Figure record extracts:
-- BEGIN --

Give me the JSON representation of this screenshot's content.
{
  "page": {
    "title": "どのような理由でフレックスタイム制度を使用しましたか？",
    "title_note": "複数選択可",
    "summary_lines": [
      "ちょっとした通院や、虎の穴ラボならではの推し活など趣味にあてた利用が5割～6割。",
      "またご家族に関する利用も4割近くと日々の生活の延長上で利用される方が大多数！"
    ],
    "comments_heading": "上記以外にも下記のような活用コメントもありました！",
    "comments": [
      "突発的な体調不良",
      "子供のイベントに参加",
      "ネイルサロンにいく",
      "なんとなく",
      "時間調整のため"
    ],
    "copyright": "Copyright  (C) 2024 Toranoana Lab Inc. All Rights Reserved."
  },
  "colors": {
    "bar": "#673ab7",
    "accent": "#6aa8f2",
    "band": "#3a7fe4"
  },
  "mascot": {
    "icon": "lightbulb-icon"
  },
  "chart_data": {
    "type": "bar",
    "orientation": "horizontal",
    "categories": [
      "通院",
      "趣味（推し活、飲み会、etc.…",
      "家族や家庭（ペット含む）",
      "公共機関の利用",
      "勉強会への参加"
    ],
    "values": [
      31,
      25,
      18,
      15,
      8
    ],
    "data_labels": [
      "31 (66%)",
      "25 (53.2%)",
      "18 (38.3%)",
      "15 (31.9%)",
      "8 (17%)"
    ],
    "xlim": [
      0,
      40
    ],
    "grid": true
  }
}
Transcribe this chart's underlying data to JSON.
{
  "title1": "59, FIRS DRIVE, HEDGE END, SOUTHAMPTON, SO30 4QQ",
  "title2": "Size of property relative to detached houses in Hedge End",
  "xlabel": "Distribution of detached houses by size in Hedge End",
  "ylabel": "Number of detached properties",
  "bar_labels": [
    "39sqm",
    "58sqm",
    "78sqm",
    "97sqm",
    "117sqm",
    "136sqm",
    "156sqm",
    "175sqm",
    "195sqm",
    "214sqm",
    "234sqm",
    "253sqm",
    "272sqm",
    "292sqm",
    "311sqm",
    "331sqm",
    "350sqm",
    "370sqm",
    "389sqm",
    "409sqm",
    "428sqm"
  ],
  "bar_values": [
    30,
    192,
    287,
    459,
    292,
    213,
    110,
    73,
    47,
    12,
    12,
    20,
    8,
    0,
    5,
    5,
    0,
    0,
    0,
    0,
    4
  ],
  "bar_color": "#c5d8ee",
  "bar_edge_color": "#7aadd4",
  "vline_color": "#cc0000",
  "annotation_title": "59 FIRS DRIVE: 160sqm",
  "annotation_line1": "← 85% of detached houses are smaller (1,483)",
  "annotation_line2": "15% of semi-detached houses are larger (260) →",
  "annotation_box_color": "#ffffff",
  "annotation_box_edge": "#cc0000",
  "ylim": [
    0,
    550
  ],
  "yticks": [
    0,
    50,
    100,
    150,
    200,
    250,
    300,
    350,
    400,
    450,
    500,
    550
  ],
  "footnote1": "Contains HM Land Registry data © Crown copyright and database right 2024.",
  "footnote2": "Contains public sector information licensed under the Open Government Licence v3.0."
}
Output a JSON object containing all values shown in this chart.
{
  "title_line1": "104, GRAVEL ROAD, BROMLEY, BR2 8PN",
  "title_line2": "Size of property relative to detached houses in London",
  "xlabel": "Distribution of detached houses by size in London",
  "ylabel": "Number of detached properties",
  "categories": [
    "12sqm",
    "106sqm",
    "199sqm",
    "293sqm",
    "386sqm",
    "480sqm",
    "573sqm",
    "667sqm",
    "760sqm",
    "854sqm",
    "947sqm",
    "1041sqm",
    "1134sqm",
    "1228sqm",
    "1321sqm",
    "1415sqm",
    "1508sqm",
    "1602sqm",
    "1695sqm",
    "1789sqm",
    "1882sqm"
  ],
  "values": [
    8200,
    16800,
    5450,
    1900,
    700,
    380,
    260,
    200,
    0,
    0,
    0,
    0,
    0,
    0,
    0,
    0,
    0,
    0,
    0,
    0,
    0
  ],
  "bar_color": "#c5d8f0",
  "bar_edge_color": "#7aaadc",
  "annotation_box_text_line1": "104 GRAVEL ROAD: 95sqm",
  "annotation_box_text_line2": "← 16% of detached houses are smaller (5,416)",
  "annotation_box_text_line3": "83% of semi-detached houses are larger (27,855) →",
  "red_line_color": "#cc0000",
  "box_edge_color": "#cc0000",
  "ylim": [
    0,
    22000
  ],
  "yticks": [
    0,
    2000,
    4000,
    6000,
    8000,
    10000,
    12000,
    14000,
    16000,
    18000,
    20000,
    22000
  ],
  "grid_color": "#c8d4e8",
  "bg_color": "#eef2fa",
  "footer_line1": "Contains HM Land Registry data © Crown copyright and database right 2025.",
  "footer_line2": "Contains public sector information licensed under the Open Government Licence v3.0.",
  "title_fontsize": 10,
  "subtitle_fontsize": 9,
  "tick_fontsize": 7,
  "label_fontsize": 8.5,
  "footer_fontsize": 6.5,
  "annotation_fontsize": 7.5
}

-- END --

Exercise:
Each line above is to be repeated exactly.

Result of the task:
Give me the JSON representation of this screenshot's content.
{
  "page": {
    "title": "どのような理由でフレックスタイム制度を使用しましたか？",
    "title_note": "複数選択可",
    "summary_lines": [
      "ちょっとした通院や、虎の穴ラボならではの推し活など趣味にあてた利用が5割～6割。",
      "またご家族に関する利用も4割近くと日々の生活の延長上で利用される方が大多数！"
    ],
    "comments_heading": "上記以外にも下記のような活用コメントもありました！",
    "comments": [
      "突発的な体調不良",
      "子供のイベントに参加",
      "ネイルサロンにいく",
      "なんとなく",
      "時間調整のため"
    ],
    "copyright": "Copyright  (C) 2024 Toranoana Lab Inc. All Rights Reserved."
  },
  "colors": {
    "bar": "#673ab7",
    "accent": "#6aa8f2",
    "band": "#3a7fe4"
  },
  "mascot": {
    "icon": "lightbulb-icon"
  },
  "chart_data": {
    "type": "bar",
    "orientation": "horizontal",
    "categories": [
      "通院",
      "趣味（推し活、飲み会、etc.…",
      "家族や家庭（ペット含む）",
      "公共機関の利用",
      "勉強会への参加"
    ],
    "values": [
      31,
      25,
      18,
      15,
      8
    ],
    "data_labels": [
      "31 (66%)",
      "25 (53.2%)",
      "18 (38.3%)",
      "15 (31.9%)",
      "8 (17%)"
    ],
    "xlim": [
      0,
      40
    ],
    "grid": true
  }
}
Transcribe this chart's underlying data to JSON.
{
  "title1": "59, FIRS DRIVE, HEDGE END, SOUTHAMPTON, SO30 4QQ",
  "title2": "Size of property relative to detached houses in Hedge End",
  "xlabel": "Distribution of detached houses by size in Hedge End",
  "ylabel": "Number of detached properties",
  "bar_labels": [
    "39sqm",
    "58sqm",
    "78sqm",
    "97sqm",
    "117sqm",
    "136sqm",
    "156sqm",
    "175sqm",
    "195sqm",
    "214sqm",
    "234sqm",
    "253sqm",
    "272sqm",
    "292sqm",
    "311sqm",
    "331sqm",
    "350sqm",
    "370sqm",
    "389sqm",
    "409sqm",
    "428sqm"
  ],
  "bar_values": [
    30,
    192,
    287,
    459,
    292,
    213,
    110,
    73,
    47,
    12,
    12,
    20,
    8,
    0,
    5,
    5,
    0,
    0,
    0,
    0,
    4
  ],
  "bar_color": "#c5d8ee",
  "bar_edge_color": "#7aadd4",
  "vline_color": "#cc0000",
  "annotation_title": "59 FIRS DRIVE: 160sqm",
  "annotation_line1": "← 85% of detached houses are smaller (1,483)",
  "annotation_line2": "15% of semi-detached houses are larger (260) →",
  "annotation_box_color": "#ffffff",
  "annotation_box_edge": "#cc0000",
  "ylim": [
    0,
    550
  ],
  "yticks": [
    0,
    50,
    100,
    150,
    200,
    250,
    300,
    350,
    400,
    450,
    500,
    550
  ],
  "footnote1": "Contains HM Land Registry data © Crown copyright and database right 2024.",
  "footnote2": "Contains public sector information licensed under the Open Government Licence v3.0."
}
Output a JSON object containing all values shown in this chart.
{
  "title_line1": "104, GRAVEL ROAD, BROMLEY, BR2 8PN",
  "title_line2": "Size of property relative to detached houses in London",
  "xlabel": "Distribution of detached houses by size in London",
  "ylabel": "Number of detached properties",
  "categories": [
    "12sqm",
    "106sqm",
    "199sqm",
    "293sqm",
    "386sqm",
    "480sqm",
    "573sqm",
    "667sqm",
    "760sqm",
    "854sqm",
    "947sqm",
    "1041sqm",
    "1134sqm",
    "1228sqm",
    "1321sqm",
    "1415sqm",
    "1508sqm",
    "1602sqm",
    "1695sqm",
    "1789sqm",
    "1882sqm"
  ],
  "values": [
    8200,
    16800,
    5450,
    1900,
    700,
    380,
    260,
    200,
    0,
    0,
    0,
    0,
    0,
    0,
    0,
    0,
    0,
    0,
    0,
    0,
    0
  ],
  "bar_color": "#c5d8f0",
  "bar_edge_color": "#7aaadc",
  "annotation_box_text_line1": "104 GRAVEL ROAD: 95sqm",
  "annotation_box_text_line2": "← 16% of detached houses are smaller (5,416)",
  "annotation_box_text_line3": "83% of semi-detached houses are larger (27,855) →",
  "red_line_color": "#cc0000",
  "box_edge_color": "#cc0000",
  "ylim": [
    0,
    22000
  ],
  "yticks": [
    0,
    2000,
    4000,
    6000,
    8000,
    10000,
    12000,
    14000,
    16000,
    18000,
    20000,
    22000
  ],
  "grid_color": "#c8d4e8",
  "bg_color": "#eef2fa",
  "footer_line1": "Contains HM Land Registry data © Crown copyright and database right 2025.",
  "footer_line2": "Contains public sector information licensed under the Open Government Licence v3.0.",
  "title_fontsize": 10,
  "subtitle_fontsize": 9,
  "tick_fontsize": 7,
  "label_fontsize": 8.5,
  "footer_fontsize": 6.5,
  "annotation_fontsize": 7.5
}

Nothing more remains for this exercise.